> [What is required]: Look through the material below. Copy each line that contains the string "Norrköping".
>> Begin Information supplied
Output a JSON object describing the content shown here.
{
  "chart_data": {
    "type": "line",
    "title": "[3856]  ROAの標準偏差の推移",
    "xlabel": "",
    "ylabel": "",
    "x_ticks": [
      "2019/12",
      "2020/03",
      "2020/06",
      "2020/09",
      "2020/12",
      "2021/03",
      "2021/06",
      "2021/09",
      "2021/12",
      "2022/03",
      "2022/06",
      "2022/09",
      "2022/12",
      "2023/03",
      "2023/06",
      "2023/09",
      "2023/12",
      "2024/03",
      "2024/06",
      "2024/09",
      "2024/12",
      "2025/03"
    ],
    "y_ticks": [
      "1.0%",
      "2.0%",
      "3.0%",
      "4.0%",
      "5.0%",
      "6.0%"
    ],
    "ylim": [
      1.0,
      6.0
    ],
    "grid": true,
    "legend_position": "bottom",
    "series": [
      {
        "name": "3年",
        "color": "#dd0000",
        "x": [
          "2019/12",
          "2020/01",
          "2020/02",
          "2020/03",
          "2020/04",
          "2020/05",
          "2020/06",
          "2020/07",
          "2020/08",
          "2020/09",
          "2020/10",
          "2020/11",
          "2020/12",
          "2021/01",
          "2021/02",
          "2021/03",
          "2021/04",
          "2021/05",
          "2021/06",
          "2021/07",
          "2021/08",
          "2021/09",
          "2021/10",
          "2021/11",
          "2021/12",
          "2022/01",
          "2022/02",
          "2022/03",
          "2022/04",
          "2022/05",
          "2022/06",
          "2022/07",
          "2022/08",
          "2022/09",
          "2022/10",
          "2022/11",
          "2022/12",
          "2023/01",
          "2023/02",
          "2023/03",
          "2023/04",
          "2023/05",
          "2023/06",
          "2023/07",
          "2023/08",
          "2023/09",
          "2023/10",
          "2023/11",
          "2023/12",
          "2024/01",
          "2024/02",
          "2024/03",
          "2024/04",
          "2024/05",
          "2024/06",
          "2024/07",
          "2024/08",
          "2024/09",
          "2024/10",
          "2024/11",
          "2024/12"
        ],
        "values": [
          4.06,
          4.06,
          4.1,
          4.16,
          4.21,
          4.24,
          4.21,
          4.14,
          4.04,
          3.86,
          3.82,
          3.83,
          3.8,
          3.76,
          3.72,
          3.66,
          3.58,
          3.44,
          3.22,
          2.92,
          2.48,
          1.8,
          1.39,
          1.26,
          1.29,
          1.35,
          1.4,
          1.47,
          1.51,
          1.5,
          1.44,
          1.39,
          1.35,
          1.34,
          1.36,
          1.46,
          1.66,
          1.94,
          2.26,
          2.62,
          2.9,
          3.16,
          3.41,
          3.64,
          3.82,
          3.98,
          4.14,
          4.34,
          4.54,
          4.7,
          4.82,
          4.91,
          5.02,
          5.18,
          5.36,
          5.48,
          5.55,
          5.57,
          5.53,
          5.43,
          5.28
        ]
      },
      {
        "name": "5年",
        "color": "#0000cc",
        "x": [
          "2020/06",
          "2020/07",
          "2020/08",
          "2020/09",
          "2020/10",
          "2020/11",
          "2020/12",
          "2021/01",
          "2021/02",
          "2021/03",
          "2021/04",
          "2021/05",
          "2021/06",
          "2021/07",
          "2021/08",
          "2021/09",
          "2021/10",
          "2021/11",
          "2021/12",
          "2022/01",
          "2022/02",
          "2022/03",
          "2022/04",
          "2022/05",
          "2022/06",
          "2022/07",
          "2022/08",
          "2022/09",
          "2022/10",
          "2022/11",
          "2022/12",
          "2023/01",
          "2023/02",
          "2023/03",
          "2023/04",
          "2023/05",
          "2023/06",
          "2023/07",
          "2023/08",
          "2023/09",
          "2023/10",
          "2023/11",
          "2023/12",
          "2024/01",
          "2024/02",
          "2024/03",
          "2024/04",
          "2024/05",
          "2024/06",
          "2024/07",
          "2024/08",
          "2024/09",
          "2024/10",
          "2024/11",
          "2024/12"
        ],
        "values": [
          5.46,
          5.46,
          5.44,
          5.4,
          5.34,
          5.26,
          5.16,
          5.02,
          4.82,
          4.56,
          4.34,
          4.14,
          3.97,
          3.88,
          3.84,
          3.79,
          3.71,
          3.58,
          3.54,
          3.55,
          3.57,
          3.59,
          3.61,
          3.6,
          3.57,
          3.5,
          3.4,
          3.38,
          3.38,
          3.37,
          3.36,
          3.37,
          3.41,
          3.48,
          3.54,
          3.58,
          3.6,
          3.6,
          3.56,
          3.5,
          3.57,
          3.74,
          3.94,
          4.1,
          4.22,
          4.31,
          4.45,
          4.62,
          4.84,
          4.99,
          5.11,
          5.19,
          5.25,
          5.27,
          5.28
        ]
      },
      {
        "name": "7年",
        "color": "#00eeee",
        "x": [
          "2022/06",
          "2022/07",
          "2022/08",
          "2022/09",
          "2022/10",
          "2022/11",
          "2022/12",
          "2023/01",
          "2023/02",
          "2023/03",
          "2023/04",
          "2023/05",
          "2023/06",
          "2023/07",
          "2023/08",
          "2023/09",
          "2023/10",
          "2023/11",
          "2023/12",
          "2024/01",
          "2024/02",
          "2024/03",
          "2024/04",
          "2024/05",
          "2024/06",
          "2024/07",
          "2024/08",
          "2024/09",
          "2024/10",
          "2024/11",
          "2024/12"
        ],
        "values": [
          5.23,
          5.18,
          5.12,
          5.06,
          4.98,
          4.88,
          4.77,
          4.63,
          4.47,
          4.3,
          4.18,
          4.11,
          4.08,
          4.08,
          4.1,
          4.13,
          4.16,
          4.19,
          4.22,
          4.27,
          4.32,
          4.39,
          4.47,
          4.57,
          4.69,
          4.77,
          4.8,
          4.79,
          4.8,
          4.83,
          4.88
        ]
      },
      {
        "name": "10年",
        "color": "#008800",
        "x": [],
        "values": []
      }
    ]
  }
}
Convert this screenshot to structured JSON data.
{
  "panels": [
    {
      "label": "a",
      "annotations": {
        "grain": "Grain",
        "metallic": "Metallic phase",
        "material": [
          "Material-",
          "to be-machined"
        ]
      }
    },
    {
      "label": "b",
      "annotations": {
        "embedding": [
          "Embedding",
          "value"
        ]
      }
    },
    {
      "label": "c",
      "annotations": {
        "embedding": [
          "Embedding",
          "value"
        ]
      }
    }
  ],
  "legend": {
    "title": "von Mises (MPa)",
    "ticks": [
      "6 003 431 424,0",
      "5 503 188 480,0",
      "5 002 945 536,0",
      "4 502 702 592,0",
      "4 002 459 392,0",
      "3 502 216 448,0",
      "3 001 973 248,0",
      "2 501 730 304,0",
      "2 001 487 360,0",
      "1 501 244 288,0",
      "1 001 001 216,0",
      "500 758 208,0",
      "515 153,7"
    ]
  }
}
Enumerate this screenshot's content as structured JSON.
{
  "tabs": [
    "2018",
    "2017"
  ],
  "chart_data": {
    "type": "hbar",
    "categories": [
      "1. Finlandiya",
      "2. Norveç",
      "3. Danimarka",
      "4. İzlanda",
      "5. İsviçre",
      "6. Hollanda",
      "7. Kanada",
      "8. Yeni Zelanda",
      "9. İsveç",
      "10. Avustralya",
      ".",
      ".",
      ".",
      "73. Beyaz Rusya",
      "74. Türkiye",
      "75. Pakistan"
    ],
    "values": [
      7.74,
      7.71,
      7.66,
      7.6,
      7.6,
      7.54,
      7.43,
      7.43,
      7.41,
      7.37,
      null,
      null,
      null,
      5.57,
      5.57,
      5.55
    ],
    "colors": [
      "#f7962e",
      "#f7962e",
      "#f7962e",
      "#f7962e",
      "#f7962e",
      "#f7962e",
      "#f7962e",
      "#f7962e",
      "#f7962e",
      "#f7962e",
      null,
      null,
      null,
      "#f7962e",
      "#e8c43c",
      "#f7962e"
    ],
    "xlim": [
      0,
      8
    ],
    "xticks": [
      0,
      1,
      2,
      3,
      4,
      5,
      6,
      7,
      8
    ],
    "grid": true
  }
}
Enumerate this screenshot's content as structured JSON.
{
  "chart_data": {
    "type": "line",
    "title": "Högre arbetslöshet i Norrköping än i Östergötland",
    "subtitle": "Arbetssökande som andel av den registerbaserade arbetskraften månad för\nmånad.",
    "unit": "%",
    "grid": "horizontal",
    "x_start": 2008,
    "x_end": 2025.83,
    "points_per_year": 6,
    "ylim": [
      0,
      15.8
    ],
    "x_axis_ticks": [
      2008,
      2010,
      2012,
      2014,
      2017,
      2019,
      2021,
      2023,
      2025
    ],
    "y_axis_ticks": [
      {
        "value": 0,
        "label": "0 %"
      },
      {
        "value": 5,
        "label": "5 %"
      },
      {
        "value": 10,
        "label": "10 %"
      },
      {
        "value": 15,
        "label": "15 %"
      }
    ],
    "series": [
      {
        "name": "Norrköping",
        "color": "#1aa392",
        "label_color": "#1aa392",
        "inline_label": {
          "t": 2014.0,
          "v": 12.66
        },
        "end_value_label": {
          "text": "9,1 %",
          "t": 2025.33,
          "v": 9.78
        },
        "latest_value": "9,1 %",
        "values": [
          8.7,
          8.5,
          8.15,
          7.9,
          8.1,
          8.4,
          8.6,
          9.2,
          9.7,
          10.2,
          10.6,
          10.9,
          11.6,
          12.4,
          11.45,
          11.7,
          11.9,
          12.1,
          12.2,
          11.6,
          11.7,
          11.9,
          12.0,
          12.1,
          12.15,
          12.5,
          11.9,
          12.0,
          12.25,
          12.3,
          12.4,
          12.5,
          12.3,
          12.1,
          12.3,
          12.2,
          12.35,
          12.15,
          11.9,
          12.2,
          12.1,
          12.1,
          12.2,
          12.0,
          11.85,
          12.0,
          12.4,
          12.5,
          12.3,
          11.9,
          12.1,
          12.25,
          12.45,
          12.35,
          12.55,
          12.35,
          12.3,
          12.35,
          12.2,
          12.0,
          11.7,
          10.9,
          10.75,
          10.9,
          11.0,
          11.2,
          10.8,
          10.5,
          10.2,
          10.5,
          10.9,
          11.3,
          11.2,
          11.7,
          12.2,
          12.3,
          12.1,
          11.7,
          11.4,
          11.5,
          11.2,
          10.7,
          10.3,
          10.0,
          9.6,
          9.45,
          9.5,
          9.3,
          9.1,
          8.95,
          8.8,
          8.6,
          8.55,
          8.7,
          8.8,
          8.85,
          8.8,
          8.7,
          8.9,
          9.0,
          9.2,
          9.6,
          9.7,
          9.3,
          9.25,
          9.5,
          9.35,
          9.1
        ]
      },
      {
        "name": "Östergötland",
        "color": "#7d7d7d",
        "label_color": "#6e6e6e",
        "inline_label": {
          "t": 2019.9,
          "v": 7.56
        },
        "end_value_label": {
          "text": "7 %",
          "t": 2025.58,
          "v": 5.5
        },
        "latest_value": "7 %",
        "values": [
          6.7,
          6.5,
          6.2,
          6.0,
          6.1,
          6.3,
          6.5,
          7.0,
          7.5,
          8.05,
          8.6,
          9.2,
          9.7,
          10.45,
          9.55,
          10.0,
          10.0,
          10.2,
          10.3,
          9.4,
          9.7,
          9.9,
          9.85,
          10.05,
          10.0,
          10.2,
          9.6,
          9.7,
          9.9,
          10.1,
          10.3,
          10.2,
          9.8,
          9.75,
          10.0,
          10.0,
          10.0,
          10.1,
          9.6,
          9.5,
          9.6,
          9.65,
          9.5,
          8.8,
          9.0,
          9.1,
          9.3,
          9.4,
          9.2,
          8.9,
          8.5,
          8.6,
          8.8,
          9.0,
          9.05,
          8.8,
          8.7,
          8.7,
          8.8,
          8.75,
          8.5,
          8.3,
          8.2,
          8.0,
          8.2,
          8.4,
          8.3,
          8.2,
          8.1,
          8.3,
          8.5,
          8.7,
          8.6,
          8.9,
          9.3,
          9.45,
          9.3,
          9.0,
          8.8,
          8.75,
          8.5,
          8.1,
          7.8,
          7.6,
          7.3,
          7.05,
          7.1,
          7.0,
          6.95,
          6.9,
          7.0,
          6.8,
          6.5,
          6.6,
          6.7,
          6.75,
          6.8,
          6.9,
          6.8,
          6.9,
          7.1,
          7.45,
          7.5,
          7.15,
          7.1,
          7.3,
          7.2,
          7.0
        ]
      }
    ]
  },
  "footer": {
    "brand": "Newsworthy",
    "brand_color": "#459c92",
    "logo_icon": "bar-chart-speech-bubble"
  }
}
>> End Information supplied
> [Answer]:
    "title": "Högre arbetslöshet i Norrköping än i Östergötland",
        "name": "Norrköping",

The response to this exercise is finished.